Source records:
---*---

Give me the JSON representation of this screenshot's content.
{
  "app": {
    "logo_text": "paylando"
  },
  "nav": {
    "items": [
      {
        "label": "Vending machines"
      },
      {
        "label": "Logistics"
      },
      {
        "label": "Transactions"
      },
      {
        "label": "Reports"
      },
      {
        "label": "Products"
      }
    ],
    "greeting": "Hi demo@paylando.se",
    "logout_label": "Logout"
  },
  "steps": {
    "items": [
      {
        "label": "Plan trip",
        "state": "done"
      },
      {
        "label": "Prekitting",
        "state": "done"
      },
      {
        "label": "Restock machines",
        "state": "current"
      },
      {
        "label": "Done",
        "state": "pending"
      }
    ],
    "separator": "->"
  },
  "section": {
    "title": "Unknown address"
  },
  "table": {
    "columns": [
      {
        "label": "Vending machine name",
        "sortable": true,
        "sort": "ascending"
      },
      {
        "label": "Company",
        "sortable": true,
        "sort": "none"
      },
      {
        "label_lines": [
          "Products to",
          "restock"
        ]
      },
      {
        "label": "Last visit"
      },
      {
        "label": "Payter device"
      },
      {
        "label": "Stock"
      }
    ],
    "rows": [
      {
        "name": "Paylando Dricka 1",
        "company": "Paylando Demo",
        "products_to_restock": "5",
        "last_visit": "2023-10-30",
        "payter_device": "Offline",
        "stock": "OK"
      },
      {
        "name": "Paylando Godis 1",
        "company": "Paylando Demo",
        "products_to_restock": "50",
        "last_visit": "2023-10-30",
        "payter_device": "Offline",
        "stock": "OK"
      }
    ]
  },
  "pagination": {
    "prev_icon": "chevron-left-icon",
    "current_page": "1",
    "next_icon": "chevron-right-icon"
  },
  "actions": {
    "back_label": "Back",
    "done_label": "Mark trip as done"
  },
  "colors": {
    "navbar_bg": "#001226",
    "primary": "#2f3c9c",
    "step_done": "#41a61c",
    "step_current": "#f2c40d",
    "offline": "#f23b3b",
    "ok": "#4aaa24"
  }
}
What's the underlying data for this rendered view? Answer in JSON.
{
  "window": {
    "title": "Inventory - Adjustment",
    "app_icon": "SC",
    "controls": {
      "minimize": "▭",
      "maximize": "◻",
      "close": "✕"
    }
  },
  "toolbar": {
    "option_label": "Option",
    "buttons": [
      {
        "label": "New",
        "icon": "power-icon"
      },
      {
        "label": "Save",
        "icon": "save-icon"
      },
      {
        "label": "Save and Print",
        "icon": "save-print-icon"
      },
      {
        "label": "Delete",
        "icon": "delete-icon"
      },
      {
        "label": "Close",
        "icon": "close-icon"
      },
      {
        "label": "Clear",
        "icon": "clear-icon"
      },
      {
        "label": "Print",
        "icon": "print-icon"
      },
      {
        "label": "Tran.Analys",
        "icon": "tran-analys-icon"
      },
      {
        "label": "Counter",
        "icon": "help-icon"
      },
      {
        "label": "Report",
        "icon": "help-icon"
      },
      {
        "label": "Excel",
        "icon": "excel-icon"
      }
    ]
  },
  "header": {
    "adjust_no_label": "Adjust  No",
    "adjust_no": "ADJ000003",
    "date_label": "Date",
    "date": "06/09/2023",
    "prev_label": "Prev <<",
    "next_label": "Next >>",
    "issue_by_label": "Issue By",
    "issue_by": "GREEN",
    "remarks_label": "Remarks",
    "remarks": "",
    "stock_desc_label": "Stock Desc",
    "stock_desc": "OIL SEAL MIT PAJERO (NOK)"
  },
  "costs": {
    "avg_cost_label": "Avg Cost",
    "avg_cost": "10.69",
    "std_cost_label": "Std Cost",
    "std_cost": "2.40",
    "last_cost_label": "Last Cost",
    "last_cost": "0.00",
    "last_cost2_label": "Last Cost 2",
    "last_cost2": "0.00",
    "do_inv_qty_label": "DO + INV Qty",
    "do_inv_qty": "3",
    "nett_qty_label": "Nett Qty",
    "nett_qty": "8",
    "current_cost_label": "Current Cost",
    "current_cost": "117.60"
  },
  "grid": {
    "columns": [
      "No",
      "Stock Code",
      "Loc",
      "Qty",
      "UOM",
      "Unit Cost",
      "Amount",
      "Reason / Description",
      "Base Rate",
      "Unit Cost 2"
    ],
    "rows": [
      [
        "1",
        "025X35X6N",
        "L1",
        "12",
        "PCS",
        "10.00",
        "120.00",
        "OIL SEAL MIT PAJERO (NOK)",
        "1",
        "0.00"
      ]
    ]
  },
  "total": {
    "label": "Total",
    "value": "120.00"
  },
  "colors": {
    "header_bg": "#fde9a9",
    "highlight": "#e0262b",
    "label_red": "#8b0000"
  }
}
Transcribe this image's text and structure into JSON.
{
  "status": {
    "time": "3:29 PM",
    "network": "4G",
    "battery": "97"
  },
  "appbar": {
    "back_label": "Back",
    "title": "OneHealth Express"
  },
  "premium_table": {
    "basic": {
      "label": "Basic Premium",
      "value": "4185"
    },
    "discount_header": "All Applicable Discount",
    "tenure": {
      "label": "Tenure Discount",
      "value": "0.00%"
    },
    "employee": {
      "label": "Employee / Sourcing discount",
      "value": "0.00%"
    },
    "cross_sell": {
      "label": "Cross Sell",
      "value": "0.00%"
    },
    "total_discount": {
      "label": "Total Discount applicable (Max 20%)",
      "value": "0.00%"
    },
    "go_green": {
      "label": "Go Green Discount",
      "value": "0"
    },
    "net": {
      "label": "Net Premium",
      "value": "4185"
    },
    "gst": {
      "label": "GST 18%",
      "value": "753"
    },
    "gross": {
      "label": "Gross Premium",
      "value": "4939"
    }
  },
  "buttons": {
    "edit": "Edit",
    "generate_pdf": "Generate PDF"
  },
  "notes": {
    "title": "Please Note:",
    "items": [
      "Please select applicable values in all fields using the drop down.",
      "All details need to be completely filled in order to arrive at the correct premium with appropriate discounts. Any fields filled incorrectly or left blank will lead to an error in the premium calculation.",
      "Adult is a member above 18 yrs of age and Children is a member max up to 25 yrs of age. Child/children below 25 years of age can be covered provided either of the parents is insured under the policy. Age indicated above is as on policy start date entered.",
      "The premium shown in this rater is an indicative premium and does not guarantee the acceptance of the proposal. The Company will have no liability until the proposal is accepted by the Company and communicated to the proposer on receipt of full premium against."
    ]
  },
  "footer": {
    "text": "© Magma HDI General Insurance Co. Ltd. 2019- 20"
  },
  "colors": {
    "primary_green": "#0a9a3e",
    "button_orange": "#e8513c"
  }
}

---*---

● **PROBLEM REQUIREMENTS**: Your task is to extract all of the records exactly.

● **OUTPUT FOR THIS TASK**:
Give me the JSON representation of this screenshot's content.
{
  "app": {
    "logo_text": "paylando"
  },
  "nav": {
    "items": [
      {
        "label": "Vending machines"
      },
      {
        "label": "Logistics"
      },
      {
        "label": "Transactions"
      },
      {
        "label": "Reports"
      },
      {
        "label": "Products"
      }
    ],
    "greeting": "Hi demo@paylando.se",
    "logout_label": "Logout"
  },
  "steps": {
    "items": [
      {
        "label": "Plan trip",
        "state": "done"
      },
      {
        "label": "Prekitting",
        "state": "done"
      },
      {
        "label": "Restock machines",
        "state": "current"
      },
      {
        "label": "Done",
        "state": "pending"
      }
    ],
    "separator": "->"
  },
  "section": {
    "title": "Unknown address"
  },
  "table": {
    "columns": [
      {
        "label": "Vending machine name",
        "sortable": true,
        "sort": "ascending"
      },
      {
        "label": "Company",
        "sortable": true,
        "sort": "none"
      },
      {
        "label_lines": [
          "Products to",
          "restock"
        ]
      },
      {
        "label": "Last visit"
      },
      {
        "label": "Payter device"
      },
      {
        "label": "Stock"
      }
    ],
    "rows": [
      {
        "name": "Paylando Dricka 1",
        "company": "Paylando Demo",
        "products_to_restock": "5",
        "last_visit": "2023-10-30",
        "payter_device": "Offline",
        "stock": "OK"
      },
      {
        "name": "Paylando Godis 1",
        "company": "Paylando Demo",
        "products_to_restock": "50",
        "last_visit": "2023-10-30",
        "payter_device": "Offline",
        "stock": "OK"
      }
    ]
  },
  "pagination": {
    "prev_icon": "chevron-left-icon",
    "current_page": "1",
    "next_icon": "chevron-right-icon"
  },
  "actions": {
    "back_label": "Back",
    "done_label": "Mark trip as done"
  },
  "colors": {
    "navbar_bg": "#001226",
    "primary": "#2f3c9c",
    "step_done": "#41a61c",
    "step_current": "#f2c40d",
    "offline": "#f23b3b",
    "ok": "#4aaa24"
  }
}
What's the underlying data for this rendered view? Answer in JSON.
{
  "window": {
    "title": "Inventory - Adjustment",
    "app_icon": "SC",
    "controls": {
      "minimize": "▭",
      "maximize": "◻",
      "close": "✕"
    }
  },
  "toolbar": {
    "option_label": "Option",
    "buttons": [
      {
        "label": "New",
        "icon": "power-icon"
      },
      {
        "label": "Save",
        "icon": "save-icon"
      },
      {
        "label": "Save and Print",
        "icon": "save-print-icon"
      },
      {
        "label": "Delete",
        "icon": "delete-icon"
      },
      {
        "label": "Close",
        "icon": "close-icon"
      },
      {
        "label": "Clear",
        "icon": "clear-icon"
      },
      {
        "label": "Print",
        "icon": "print-icon"
      },
      {
        "label": "Tran.Analys",
        "icon": "tran-analys-icon"
      },
      {
        "label": "Counter",
        "icon": "help-icon"
      },
      {
        "label": "Report",
        "icon": "help-icon"
      },
      {
        "label": "Excel",
        "icon": "excel-icon"
      }
    ]
  },
  "header": {
    "adjust_no_label": "Adjust  No",
    "adjust_no": "ADJ000003",
    "date_label": "Date",
    "date": "06/09/2023",
    "prev_label": "Prev <<",
    "next_label": "Next >>",
    "issue_by_label": "Issue By",
    "issue_by": "GREEN",
    "remarks_label": "Remarks",
    "remarks": "",
    "stock_desc_label": "Stock Desc",
    "stock_desc": "OIL SEAL MIT PAJERO (NOK)"
  },
  "costs": {
    "avg_cost_label": "Avg Cost",
    "avg_cost": "10.69",
    "std_cost_label": "Std Cost",
    "std_cost": "2.40",
    "last_cost_label": "Last Cost",
    "last_cost": "0.00",
    "last_cost2_label": "Last Cost 2",
    "last_cost2": "0.00",
    "do_inv_qty_label": "DO + INV Qty",
    "do_inv_qty": "3",
    "nett_qty_label": "Nett Qty",
    "nett_qty": "8",
    "current_cost_label": "Current Cost",
    "current_cost": "117.60"
  },
  "grid": {
    "columns": [
      "No",
      "Stock Code",
      "Loc",
      "Qty",
      "UOM",
      "Unit Cost",
      "Amount",
      "Reason / Description",
      "Base Rate",
      "Unit Cost 2"
    ],
    "rows": [
      [
        "1",
        "025X35X6N",
        "L1",
        "12",
        "PCS",
        "10.00",
        "120.00",
        "OIL SEAL MIT PAJERO (NOK)",
        "1",
        "0.00"
      ]
    ]
  },
  "total": {
    "label": "Total",
    "value": "120.00"
  },
  "colors": {
    "header_bg": "#fde9a9",
    "highlight": "#e0262b",
    "label_red": "#8b0000"
  }
}
Transcribe this image's text and structure into JSON.
{
  "status": {
    "time": "3:29 PM",
    "network": "4G",
    "battery": "97"
  },
  "appbar": {
    "back_label": "Back",
    "title": "OneHealth Express"
  },
  "premium_table": {
    "basic": {
      "label": "Basic Premium",
      "value": "4185"
    },
    "discount_header": "All Applicable Discount",
    "tenure": {
      "label": "Tenure Discount",
      "value": "0.00%"
    },
    "employee": {
      "label": "Employee / Sourcing discount",
      "value": "0.00%"
    },
    "cross_sell": {
      "label": "Cross Sell",
      "value": "0.00%"
    },
    "total_discount": {
      "label": "Total Discount applicable (Max 20%)",
      "value": "0.00%"
    },
    "go_green": {
      "label": "Go Green Discount",
      "value": "0"
    },
    "net": {
      "label": "Net Premium",
      "value": "4185"
    },
    "gst": {
      "label": "GST 18%",
      "value": "753"
    },
    "gross": {
      "label": "Gross Premium",
      "value": "4939"
    }
  },
  "buttons": {
    "edit": "Edit",
    "generate_pdf": "Generate PDF"
  },
  "notes": {
    "title": "Please Note:",
    "items": [
      "Please select applicable values in all fields using the drop down.",
      "All details need to be completely filled in order to arrive at the correct premium with appropriate discounts. Any fields filled incorrectly or left blank will lead to an error in the premium calculation.",
      "Adult is a member above 18 yrs of age and Children is a member max up to 25 yrs of age. Child/children below 25 years of age can be covered provided either of the parents is insured under the policy. Age indicated above is as on policy start date entered.",
      "The premium shown in this rater is an indicative premium and does not guarantee the acceptance of the proposal. The Company will have no liability until the proposal is accepted by the Company and communicated to the proposer on receipt of full premium against."
    ]
  },
  "footer": {
    "text": "© Magma HDI General Insurance Co. Ltd. 2019- 20"
  },
  "colors": {
    "primary_green": "#0a9a3e",
    "button_orange": "#e8513c"
  }
}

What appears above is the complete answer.